Exercise objective:
From the entries that follow, list every line in which the string "którzy" appears.

═══ The input ═══

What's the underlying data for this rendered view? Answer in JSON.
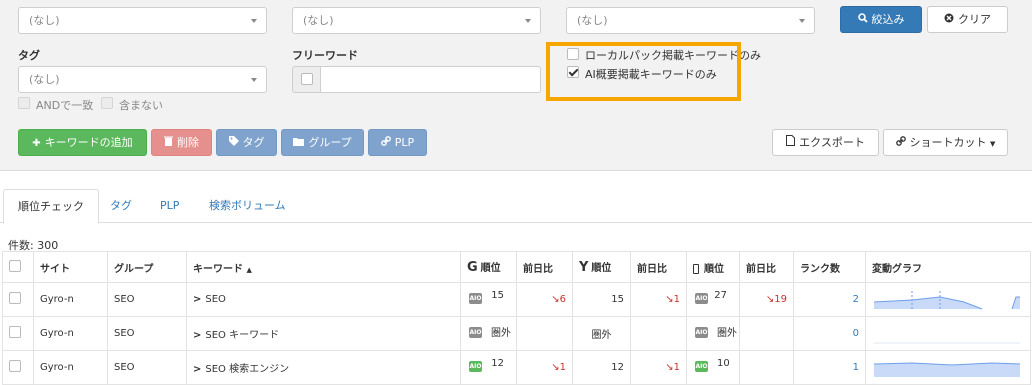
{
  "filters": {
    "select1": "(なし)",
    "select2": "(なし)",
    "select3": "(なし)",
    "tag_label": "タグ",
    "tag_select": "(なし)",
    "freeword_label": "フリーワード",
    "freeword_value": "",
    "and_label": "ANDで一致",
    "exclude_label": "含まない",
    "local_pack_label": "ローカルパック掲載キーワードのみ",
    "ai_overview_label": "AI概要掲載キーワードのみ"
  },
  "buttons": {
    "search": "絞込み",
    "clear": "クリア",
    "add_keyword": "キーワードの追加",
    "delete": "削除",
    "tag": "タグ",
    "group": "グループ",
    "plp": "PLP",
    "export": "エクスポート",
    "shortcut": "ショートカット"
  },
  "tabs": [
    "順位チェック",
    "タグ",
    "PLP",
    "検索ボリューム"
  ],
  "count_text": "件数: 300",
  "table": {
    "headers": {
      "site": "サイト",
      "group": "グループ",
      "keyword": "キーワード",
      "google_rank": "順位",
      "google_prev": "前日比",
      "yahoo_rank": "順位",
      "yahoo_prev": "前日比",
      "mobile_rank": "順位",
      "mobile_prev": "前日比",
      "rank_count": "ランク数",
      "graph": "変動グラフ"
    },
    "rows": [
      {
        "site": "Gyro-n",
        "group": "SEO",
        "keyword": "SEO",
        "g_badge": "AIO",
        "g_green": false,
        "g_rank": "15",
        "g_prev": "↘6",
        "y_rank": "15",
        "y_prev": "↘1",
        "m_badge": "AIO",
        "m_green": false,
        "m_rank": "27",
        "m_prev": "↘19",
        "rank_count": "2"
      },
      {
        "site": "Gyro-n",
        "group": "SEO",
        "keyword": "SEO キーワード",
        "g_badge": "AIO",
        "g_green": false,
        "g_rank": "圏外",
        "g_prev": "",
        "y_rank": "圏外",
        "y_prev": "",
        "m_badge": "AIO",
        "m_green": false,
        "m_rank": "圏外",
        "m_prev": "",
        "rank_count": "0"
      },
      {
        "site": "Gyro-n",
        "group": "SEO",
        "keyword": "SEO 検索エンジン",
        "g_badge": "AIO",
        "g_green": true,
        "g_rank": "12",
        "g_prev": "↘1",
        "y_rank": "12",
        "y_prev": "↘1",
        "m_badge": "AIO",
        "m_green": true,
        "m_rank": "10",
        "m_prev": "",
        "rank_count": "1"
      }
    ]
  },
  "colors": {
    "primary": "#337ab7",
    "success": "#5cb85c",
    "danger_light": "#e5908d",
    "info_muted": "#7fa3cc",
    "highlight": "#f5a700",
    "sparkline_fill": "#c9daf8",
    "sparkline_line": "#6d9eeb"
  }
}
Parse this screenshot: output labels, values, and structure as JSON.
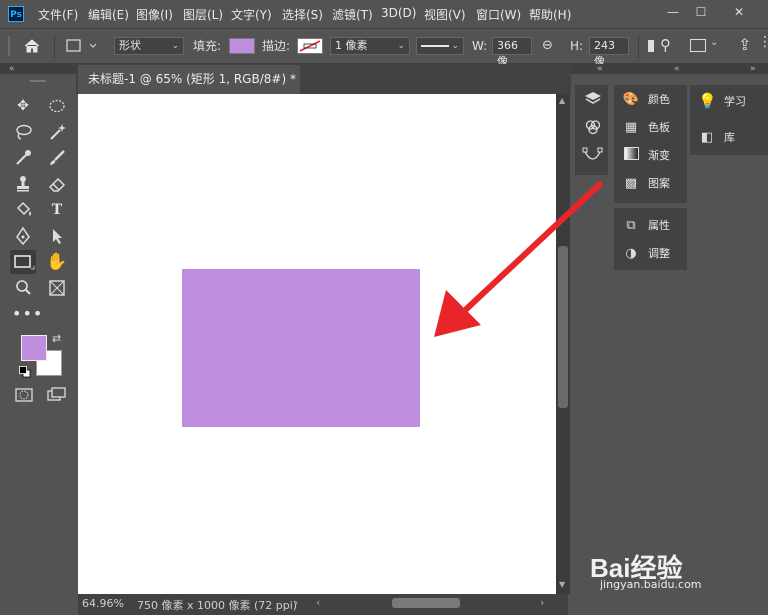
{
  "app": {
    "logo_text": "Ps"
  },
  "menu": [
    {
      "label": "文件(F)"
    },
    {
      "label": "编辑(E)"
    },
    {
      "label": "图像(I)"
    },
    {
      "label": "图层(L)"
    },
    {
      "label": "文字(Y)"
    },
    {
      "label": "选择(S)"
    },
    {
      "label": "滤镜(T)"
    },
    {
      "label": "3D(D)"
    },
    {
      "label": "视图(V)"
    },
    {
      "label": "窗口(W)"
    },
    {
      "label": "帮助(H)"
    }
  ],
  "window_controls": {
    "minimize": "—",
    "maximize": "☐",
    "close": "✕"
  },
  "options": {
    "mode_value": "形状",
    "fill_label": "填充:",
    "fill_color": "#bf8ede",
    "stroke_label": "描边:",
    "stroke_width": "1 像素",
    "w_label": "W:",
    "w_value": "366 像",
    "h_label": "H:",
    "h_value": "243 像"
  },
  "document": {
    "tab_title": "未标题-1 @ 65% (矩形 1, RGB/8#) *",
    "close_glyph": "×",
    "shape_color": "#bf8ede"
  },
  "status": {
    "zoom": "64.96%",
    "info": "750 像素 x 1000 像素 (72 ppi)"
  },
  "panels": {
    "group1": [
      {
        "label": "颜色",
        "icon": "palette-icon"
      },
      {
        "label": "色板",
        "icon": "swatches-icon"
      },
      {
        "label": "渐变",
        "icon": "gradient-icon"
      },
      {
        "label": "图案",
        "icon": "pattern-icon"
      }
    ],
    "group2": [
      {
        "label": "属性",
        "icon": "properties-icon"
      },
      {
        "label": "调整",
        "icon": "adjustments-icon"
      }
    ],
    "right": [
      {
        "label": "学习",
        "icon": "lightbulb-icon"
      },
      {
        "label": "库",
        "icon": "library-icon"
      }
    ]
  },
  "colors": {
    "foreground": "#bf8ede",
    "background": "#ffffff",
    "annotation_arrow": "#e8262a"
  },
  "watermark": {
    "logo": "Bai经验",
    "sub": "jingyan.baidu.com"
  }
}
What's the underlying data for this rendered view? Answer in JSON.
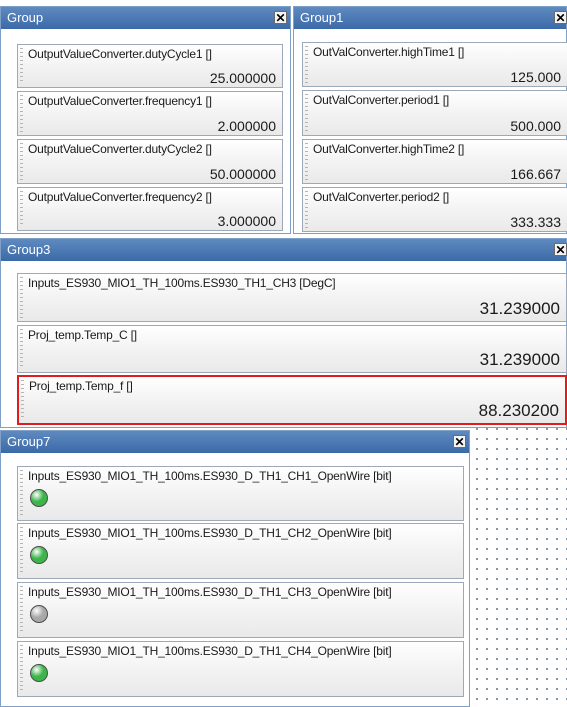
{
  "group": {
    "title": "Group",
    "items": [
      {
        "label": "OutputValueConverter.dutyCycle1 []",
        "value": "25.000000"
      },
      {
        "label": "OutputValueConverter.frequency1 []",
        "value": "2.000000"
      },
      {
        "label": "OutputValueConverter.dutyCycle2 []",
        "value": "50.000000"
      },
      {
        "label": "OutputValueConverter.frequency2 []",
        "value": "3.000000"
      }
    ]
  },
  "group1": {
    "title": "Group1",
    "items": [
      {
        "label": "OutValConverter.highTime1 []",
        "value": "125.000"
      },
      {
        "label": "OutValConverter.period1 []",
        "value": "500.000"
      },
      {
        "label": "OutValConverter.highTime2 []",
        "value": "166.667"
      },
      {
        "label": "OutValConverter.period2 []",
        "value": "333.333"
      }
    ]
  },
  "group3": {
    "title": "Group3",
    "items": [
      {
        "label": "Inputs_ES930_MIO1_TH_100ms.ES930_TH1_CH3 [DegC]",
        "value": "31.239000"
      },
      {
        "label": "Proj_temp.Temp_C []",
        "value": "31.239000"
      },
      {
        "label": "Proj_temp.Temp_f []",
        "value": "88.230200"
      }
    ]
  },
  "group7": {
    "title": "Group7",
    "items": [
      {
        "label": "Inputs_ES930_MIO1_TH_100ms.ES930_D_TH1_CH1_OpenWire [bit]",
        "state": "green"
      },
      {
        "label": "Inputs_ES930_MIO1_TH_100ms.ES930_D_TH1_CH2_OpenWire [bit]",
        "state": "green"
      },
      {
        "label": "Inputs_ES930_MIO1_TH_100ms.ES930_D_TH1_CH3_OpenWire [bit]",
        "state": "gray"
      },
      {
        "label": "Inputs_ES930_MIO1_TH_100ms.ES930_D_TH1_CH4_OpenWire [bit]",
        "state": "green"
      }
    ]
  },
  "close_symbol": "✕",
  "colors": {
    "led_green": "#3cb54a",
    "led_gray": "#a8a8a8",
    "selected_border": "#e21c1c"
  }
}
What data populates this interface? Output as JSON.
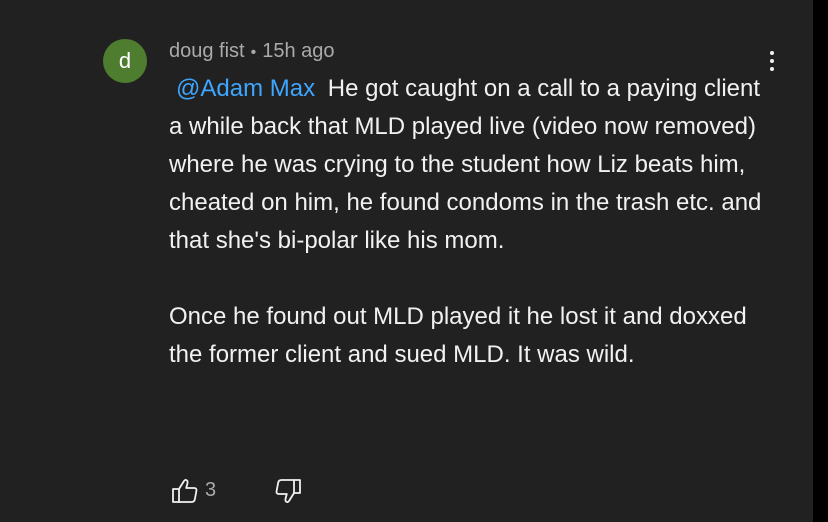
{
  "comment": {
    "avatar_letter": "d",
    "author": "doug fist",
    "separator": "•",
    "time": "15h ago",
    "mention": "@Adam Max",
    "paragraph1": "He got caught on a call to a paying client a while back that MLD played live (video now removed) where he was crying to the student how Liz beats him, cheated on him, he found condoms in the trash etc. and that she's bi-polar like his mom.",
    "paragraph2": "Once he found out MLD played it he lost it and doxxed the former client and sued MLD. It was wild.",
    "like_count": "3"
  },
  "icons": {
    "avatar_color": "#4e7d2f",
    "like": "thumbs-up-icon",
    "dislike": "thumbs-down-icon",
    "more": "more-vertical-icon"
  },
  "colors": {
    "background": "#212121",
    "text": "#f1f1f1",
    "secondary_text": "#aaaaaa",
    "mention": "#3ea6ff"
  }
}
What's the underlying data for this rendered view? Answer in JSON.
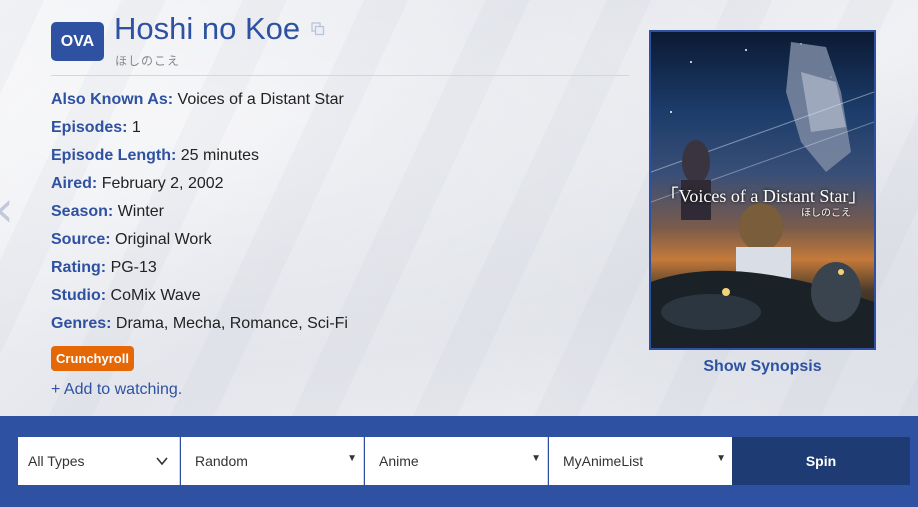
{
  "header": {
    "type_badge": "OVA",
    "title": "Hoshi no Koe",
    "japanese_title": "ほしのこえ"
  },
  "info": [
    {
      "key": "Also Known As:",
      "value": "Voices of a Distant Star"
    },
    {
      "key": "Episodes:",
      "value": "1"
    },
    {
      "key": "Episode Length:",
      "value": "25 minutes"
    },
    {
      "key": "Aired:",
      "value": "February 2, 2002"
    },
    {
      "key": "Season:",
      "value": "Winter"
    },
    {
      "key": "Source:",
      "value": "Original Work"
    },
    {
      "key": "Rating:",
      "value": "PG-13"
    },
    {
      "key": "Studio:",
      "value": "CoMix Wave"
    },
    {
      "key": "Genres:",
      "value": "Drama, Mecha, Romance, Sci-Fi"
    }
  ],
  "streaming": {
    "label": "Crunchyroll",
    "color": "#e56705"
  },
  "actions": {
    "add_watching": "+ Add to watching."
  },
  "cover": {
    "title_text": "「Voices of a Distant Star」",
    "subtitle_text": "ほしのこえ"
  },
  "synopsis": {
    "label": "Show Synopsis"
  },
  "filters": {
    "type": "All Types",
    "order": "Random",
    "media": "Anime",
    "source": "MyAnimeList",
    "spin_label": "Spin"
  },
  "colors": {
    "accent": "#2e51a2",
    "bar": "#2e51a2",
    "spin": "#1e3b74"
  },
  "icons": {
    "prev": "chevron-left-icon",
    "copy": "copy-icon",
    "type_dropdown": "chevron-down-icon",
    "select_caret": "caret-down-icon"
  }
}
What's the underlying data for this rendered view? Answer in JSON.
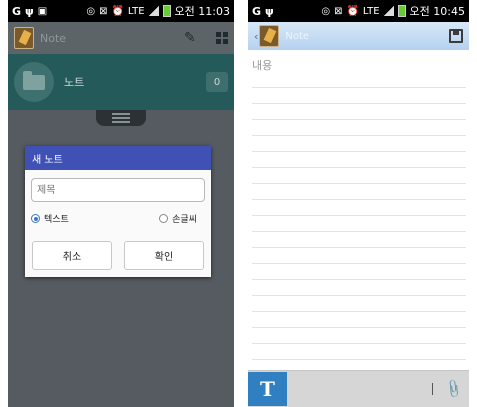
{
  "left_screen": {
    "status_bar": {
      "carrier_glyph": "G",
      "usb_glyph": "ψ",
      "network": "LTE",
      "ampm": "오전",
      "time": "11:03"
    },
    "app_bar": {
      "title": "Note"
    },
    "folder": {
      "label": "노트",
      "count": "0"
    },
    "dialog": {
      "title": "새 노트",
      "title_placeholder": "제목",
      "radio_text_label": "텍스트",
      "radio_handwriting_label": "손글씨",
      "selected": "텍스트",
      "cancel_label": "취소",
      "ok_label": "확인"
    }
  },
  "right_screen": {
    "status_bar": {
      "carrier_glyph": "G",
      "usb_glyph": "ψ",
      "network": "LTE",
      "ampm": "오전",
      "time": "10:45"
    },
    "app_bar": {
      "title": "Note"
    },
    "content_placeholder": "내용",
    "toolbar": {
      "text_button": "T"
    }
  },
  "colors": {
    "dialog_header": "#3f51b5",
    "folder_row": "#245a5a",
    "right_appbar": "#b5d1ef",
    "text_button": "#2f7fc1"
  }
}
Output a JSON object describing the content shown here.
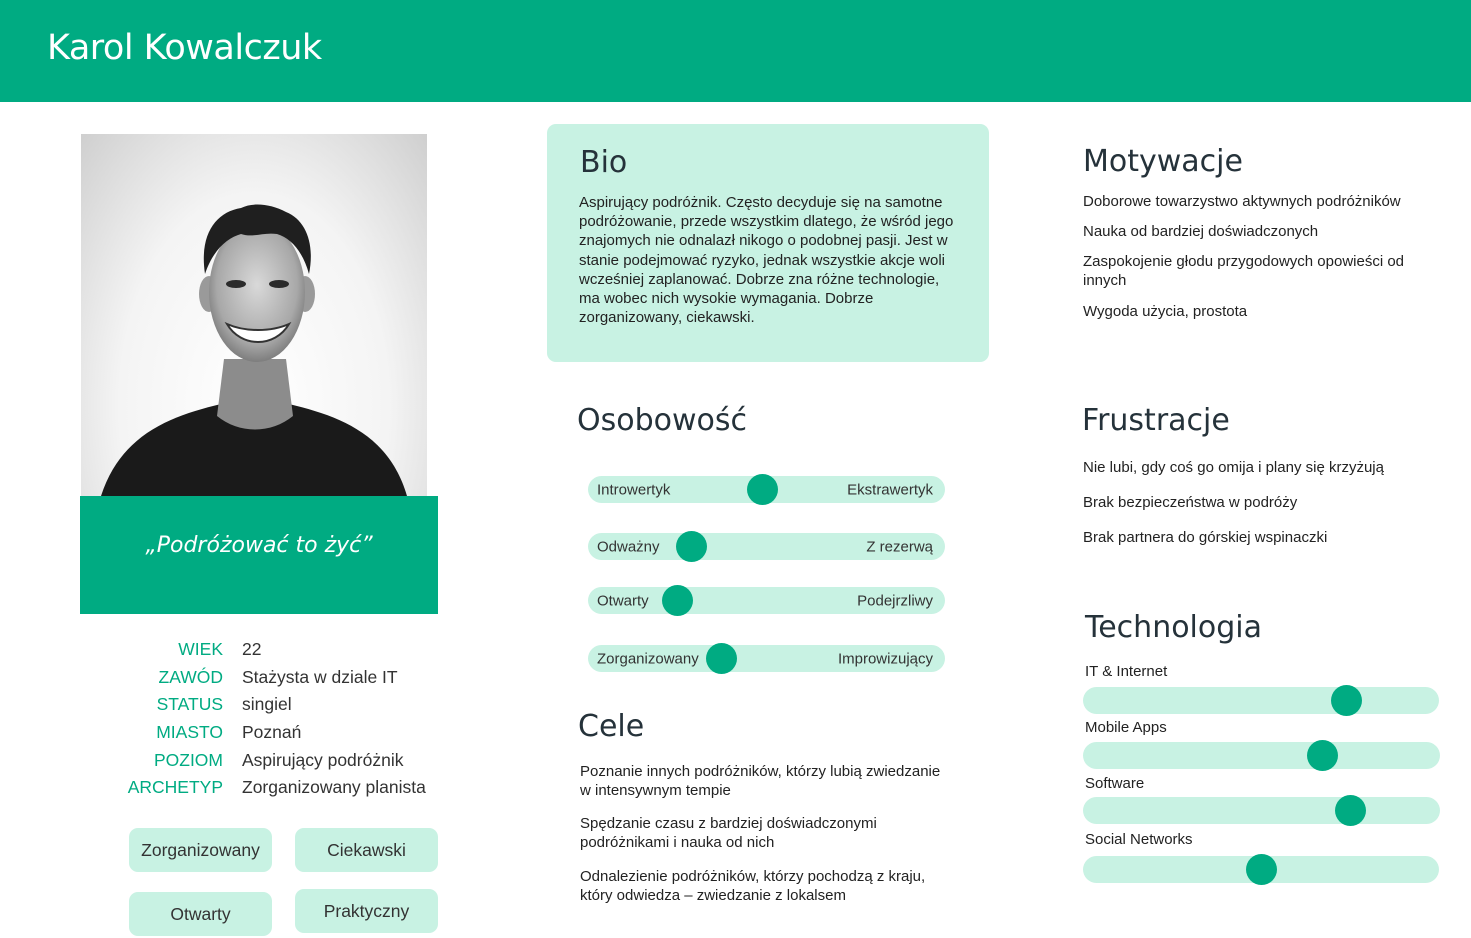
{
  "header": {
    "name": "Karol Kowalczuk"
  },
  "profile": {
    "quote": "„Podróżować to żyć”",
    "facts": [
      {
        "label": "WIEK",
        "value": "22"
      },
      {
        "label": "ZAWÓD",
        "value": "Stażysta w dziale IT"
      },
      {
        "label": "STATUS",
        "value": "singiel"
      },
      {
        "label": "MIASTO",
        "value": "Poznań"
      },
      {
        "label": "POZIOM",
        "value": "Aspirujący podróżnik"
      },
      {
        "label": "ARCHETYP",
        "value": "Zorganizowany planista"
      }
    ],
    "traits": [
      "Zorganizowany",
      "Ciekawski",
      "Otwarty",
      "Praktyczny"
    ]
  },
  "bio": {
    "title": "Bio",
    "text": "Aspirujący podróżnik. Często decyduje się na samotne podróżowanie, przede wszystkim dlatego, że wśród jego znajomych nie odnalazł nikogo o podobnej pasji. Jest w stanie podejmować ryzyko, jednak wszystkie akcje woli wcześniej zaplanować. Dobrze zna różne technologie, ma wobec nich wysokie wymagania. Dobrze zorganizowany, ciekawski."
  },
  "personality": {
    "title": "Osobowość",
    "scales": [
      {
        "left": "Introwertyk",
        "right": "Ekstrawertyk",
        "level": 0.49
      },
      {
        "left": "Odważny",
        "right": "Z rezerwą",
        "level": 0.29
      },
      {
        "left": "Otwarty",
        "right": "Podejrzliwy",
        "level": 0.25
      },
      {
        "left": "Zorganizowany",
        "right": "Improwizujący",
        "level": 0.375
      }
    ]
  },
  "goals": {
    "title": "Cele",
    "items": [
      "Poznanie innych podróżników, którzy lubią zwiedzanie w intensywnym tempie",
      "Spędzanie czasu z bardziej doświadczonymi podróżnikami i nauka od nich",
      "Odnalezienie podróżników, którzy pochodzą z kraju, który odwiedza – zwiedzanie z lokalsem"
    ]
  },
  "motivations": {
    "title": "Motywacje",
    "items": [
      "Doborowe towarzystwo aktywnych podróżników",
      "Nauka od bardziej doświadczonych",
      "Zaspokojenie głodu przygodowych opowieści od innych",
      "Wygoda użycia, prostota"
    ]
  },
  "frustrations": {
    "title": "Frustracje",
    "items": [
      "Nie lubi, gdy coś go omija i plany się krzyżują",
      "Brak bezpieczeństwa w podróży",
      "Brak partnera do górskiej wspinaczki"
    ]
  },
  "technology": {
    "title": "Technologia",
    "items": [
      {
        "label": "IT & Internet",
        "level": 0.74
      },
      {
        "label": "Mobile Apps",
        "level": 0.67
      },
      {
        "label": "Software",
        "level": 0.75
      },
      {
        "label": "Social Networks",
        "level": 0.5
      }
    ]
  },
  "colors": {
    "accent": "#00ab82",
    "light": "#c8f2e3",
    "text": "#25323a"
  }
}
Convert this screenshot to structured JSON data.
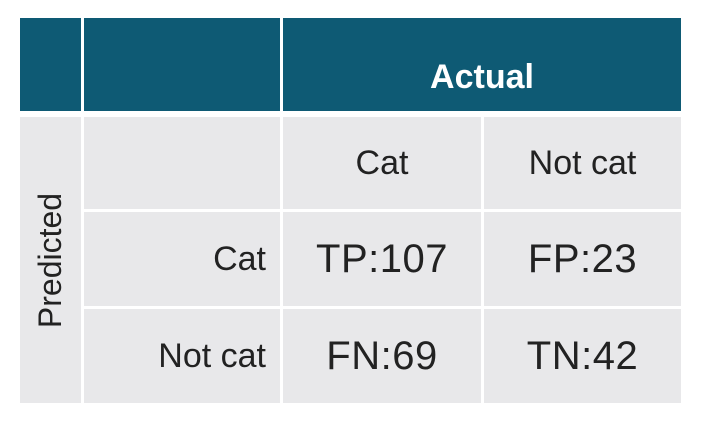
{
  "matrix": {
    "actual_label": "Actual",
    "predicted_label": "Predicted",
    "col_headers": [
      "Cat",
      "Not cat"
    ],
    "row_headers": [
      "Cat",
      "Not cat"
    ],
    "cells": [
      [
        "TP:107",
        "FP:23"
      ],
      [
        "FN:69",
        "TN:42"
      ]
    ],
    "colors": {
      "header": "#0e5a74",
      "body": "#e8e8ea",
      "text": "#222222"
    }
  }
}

═══

Exercise solution:
      "Poznanie innych podróżników, którzy lubią zwiedzanie w intensywnym tempie",
      "Odnalezienie podróżników, którzy pochodzą z kraju, który odwiedza – zwiedzanie z lokalsem"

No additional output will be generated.